| Instructions for the task |
Look through the material below and count the lines with the string "from". Report only the count.
+++++
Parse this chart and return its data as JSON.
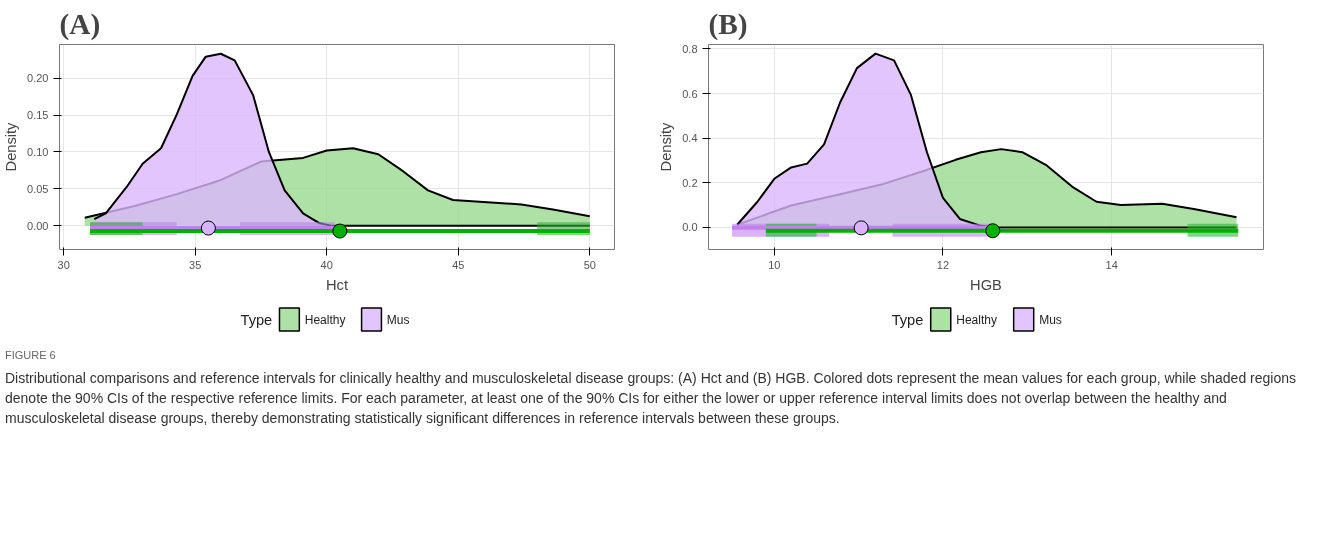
{
  "chart_data": [
    {
      "type": "area",
      "title": "(A)",
      "xlabel": "Hct",
      "ylabel": "Density",
      "legend_title": "Type",
      "legend": "bottom",
      "grid": true,
      "xlim": [
        29.84,
        50.94
      ],
      "ylim": [
        -0.032,
        0.2455
      ],
      "xticks": [
        30,
        35,
        40,
        45,
        50
      ],
      "yticks": [
        {
          "value": 0,
          "label": "0.00"
        },
        {
          "value": 0.05,
          "label": "0.05"
        },
        {
          "value": 0.1,
          "label": "0.10"
        },
        {
          "value": 0.15,
          "label": "0.15"
        },
        {
          "value": 0.2,
          "label": "0.20"
        }
      ],
      "series": [
        {
          "name": "Healthy",
          "color": "#99d98f",
          "x": [
            30.8,
            32.7,
            34.3,
            35.9,
            37.5,
            39.1,
            40.0,
            41.0,
            41.96,
            42.9,
            43.85,
            44.8,
            46.1,
            47.4,
            48.6,
            50.0
          ],
          "values": [
            0.011,
            0.027,
            0.043,
            0.061,
            0.087,
            0.092,
            0.102,
            0.105,
            0.097,
            0.074,
            0.048,
            0.035,
            0.032,
            0.029,
            0.022,
            0.013
          ]
        },
        {
          "name": "Mus",
          "color": "#dcb6fc",
          "x": [
            31.16,
            31.6,
            32.4,
            33.0,
            33.7,
            34.3,
            34.9,
            35.4,
            35.97,
            36.5,
            37.2,
            37.8,
            38.4,
            39.1,
            39.7,
            40.2,
            42.3,
            50.0
          ],
          "values": [
            0.009,
            0.017,
            0.053,
            0.084,
            0.105,
            0.151,
            0.203,
            0.229,
            0.233,
            0.224,
            0.177,
            0.1,
            0.048,
            0.017,
            0.004,
            0,
            0,
            0
          ]
        },
        {
          "color": "#c080f0",
          "type": "line",
          "x": [
            31.0,
            40.3
          ],
          "values": [
            -0.003,
            -0.003
          ]
        },
        {
          "color": "#00b000",
          "type": "line",
          "x": [
            31.0,
            50.0
          ],
          "values": [
            -0.007,
            -0.007
          ]
        },
        {
          "color": "#d9b3ff",
          "type": "scatter",
          "marker": "circle",
          "x": [
            35.5
          ],
          "values": [
            -0.003
          ]
        },
        {
          "color": "#00b000",
          "type": "scatter",
          "marker": "circle",
          "x": [
            40.5
          ],
          "values": [
            -0.007
          ]
        }
      ],
      "bands": [
        {
          "axis": "x",
          "from": 31.0,
          "to": 34.3,
          "color": "#c080f0"
        },
        {
          "axis": "x",
          "from": 36.7,
          "to": 40.3,
          "color": "#c080f0"
        },
        {
          "axis": "x",
          "from": 31.0,
          "to": 33.0,
          "color": "#33b333"
        },
        {
          "axis": "x",
          "from": 48.0,
          "to": 50.0,
          "color": "#33b333"
        }
      ],
      "annotations": [
        "FIGURE 6",
        "Distributional comparisons and reference intervals for clinically healthy and musculoskeletal disease groups: (A) Hct and (B) HGB. Colored dots represent the mean values for each group, while shaded regions denote the 90% CIs of the respective reference limits. For each parameter, at least one of the 90% CIs for either the lower or upper reference interval limits does not overlap between the healthy and musculoskeletal disease groups, thereby demonstrating statistically significant differences in reference intervals between these groups."
      ]
    },
    {
      "type": "area",
      "title": "(B)",
      "xlabel": "HGB",
      "ylabel": "Density",
      "legend_title": "Type",
      "legend": "bottom",
      "grid": true,
      "xlim": [
        9.22,
        15.8
      ],
      "ylim": [
        -0.099,
        0.82
      ],
      "xticks": [
        10,
        12,
        14
      ],
      "yticks": [
        {
          "value": 0,
          "label": "0.0"
        },
        {
          "value": 0.2,
          "label": "0.2"
        },
        {
          "value": 0.4,
          "label": "0.4"
        },
        {
          "value": 0.6,
          "label": "0.6"
        },
        {
          "value": 0.8,
          "label": "0.8"
        }
      ],
      "series": [
        {
          "name": "Healthy",
          "color": "#99d98f",
          "x": [
            9.56,
            10.2,
            10.78,
            11.27,
            11.76,
            12.15,
            12.45,
            12.69,
            12.94,
            13.23,
            13.53,
            13.82,
            14.11,
            14.6,
            14.99,
            15.48
          ],
          "values": [
            0.012,
            0.098,
            0.149,
            0.192,
            0.252,
            0.303,
            0.337,
            0.351,
            0.337,
            0.278,
            0.183,
            0.115,
            0.101,
            0.106,
            0.081,
            0.046
          ]
        },
        {
          "name": "Mus",
          "color": "#dcb6fc",
          "x": [
            9.56,
            9.8,
            10.0,
            10.2,
            10.39,
            10.59,
            10.78,
            10.98,
            11.2,
            11.42,
            11.62,
            11.81,
            12.0,
            12.2,
            12.45,
            12.64,
            15.48
          ],
          "values": [
            0.012,
            0.115,
            0.218,
            0.269,
            0.286,
            0.372,
            0.56,
            0.714,
            0.779,
            0.749,
            0.594,
            0.337,
            0.132,
            0.038,
            0.007,
            0,
            0
          ]
        },
        {
          "color": "#c080f0",
          "type": "line",
          "x": [
            9.5,
            12.6
          ],
          "values": [
            -0.002,
            -0.002
          ]
        },
        {
          "color": "#00b000",
          "type": "line",
          "x": [
            9.9,
            15.5
          ],
          "values": [
            -0.015,
            -0.015
          ]
        },
        {
          "color": "#d9b3ff",
          "type": "scatter",
          "marker": "circle",
          "x": [
            11.03
          ],
          "values": [
            -0.002
          ]
        },
        {
          "color": "#00b000",
          "type": "scatter",
          "marker": "circle",
          "x": [
            12.59
          ],
          "values": [
            -0.015
          ]
        }
      ],
      "bands": [
        {
          "axis": "x",
          "from": 9.5,
          "to": 10.65,
          "color": "#c080f0"
        },
        {
          "axis": "x",
          "from": 11.4,
          "to": 12.6,
          "color": "#c080f0"
        },
        {
          "axis": "x",
          "from": 9.9,
          "to": 10.5,
          "color": "#33b333"
        },
        {
          "axis": "x",
          "from": 14.9,
          "to": 15.5,
          "color": "#33b333"
        }
      ]
    }
  ]
}
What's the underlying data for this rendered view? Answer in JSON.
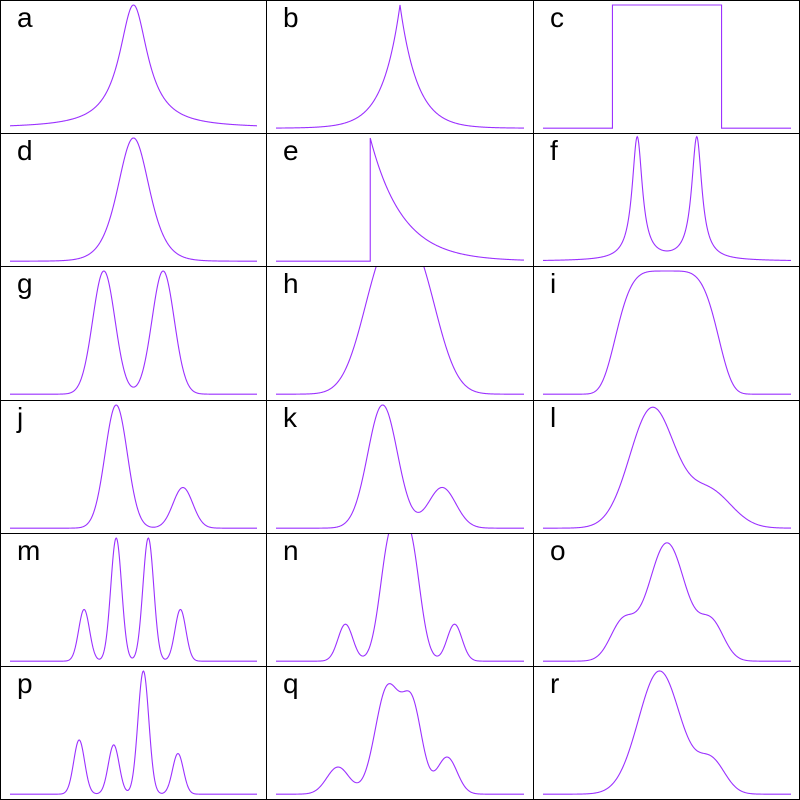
{
  "style": {
    "line_color": "#9b30ff"
  },
  "chart_data": [
    {
      "label": "a",
      "type": "line",
      "shape": "lorentzian",
      "peaks": [
        {
          "x": 0.5,
          "w": 0.07,
          "h": 1.0
        }
      ]
    },
    {
      "label": "b",
      "type": "line",
      "shape": "laplace",
      "peaks": [
        {
          "x": 0.5,
          "w": 0.07,
          "h": 1.0
        }
      ]
    },
    {
      "label": "c",
      "type": "line",
      "shape": "box",
      "x_start": 0.28,
      "x_end": 0.72,
      "h": 1.0
    },
    {
      "label": "d",
      "type": "line",
      "shape": "sech2",
      "peaks": [
        {
          "x": 0.5,
          "w": 0.085,
          "h": 1.0
        }
      ]
    },
    {
      "label": "e",
      "type": "line",
      "shape": "exp_decay",
      "x_start": 0.38,
      "tau": 0.13,
      "h": 1.0
    },
    {
      "label": "f",
      "type": "line",
      "shape": "lorentzian",
      "peaks": [
        {
          "x": 0.38,
          "w": 0.025,
          "h": 1.0
        },
        {
          "x": 0.62,
          "w": 0.025,
          "h": 1.0
        }
      ]
    },
    {
      "label": "g",
      "type": "line",
      "shape": "gaussian",
      "peaks": [
        {
          "x": 0.38,
          "w": 0.045,
          "h": 1.0
        },
        {
          "x": 0.62,
          "w": 0.045,
          "h": 1.0
        }
      ]
    },
    {
      "label": "h",
      "type": "line",
      "shape": "gaussian",
      "peaks": [
        {
          "x": 0.43,
          "w": 0.085,
          "h": 0.94
        },
        {
          "x": 0.57,
          "w": 0.085,
          "h": 0.94
        }
      ]
    },
    {
      "label": "i",
      "type": "line",
      "shape": "supergauss",
      "peaks": [
        {
          "x": 0.5,
          "w": 0.19,
          "h": 1.0,
          "p": 2.4
        }
      ]
    },
    {
      "label": "j",
      "type": "line",
      "shape": "gaussian",
      "peaks": [
        {
          "x": 0.43,
          "w": 0.045,
          "h": 1.0
        },
        {
          "x": 0.7,
          "w": 0.04,
          "h": 0.33
        }
      ]
    },
    {
      "label": "k",
      "type": "line",
      "shape": "gaussian",
      "peaks": [
        {
          "x": 0.43,
          "w": 0.06,
          "h": 1.0
        },
        {
          "x": 0.67,
          "w": 0.055,
          "h": 0.33
        }
      ]
    },
    {
      "label": "l",
      "type": "line",
      "shape": "gaussian",
      "peaks": [
        {
          "x": 0.44,
          "w": 0.09,
          "h": 0.97
        },
        {
          "x": 0.67,
          "w": 0.09,
          "h": 0.3
        }
      ]
    },
    {
      "label": "m",
      "type": "line",
      "shape": "gaussian",
      "peaks": [
        {
          "x": 0.3,
          "w": 0.022,
          "h": 0.42
        },
        {
          "x": 0.43,
          "w": 0.022,
          "h": 1.0
        },
        {
          "x": 0.56,
          "w": 0.022,
          "h": 1.0
        },
        {
          "x": 0.69,
          "w": 0.022,
          "h": 0.42
        }
      ]
    },
    {
      "label": "n",
      "type": "line",
      "shape": "gaussian",
      "peaks": [
        {
          "x": 0.28,
          "w": 0.03,
          "h": 0.3
        },
        {
          "x": 0.46,
          "w": 0.04,
          "h": 0.95
        },
        {
          "x": 0.54,
          "w": 0.04,
          "h": 0.95
        },
        {
          "x": 0.72,
          "w": 0.03,
          "h": 0.3
        }
      ]
    },
    {
      "label": "o",
      "type": "line",
      "shape": "gaussian",
      "peaks": [
        {
          "x": 0.32,
          "w": 0.05,
          "h": 0.3
        },
        {
          "x": 0.5,
          "w": 0.075,
          "h": 0.96
        },
        {
          "x": 0.68,
          "w": 0.05,
          "h": 0.3
        }
      ]
    },
    {
      "label": "p",
      "type": "line",
      "shape": "gaussian",
      "peaks": [
        {
          "x": 0.28,
          "w": 0.022,
          "h": 0.44
        },
        {
          "x": 0.42,
          "w": 0.022,
          "h": 0.4
        },
        {
          "x": 0.54,
          "w": 0.022,
          "h": 1.0
        },
        {
          "x": 0.68,
          "w": 0.022,
          "h": 0.33
        }
      ]
    },
    {
      "label": "q",
      "type": "line",
      "shape": "gaussian",
      "peaks": [
        {
          "x": 0.25,
          "w": 0.045,
          "h": 0.22
        },
        {
          "x": 0.45,
          "w": 0.05,
          "h": 0.86
        },
        {
          "x": 0.55,
          "w": 0.04,
          "h": 0.68
        },
        {
          "x": 0.69,
          "w": 0.04,
          "h": 0.3
        }
      ]
    },
    {
      "label": "r",
      "type": "line",
      "shape": "gaussian",
      "peaks": [
        {
          "x": 0.47,
          "w": 0.085,
          "h": 1.0
        },
        {
          "x": 0.68,
          "w": 0.055,
          "h": 0.26
        }
      ]
    }
  ]
}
+++++
| Output of the task |
8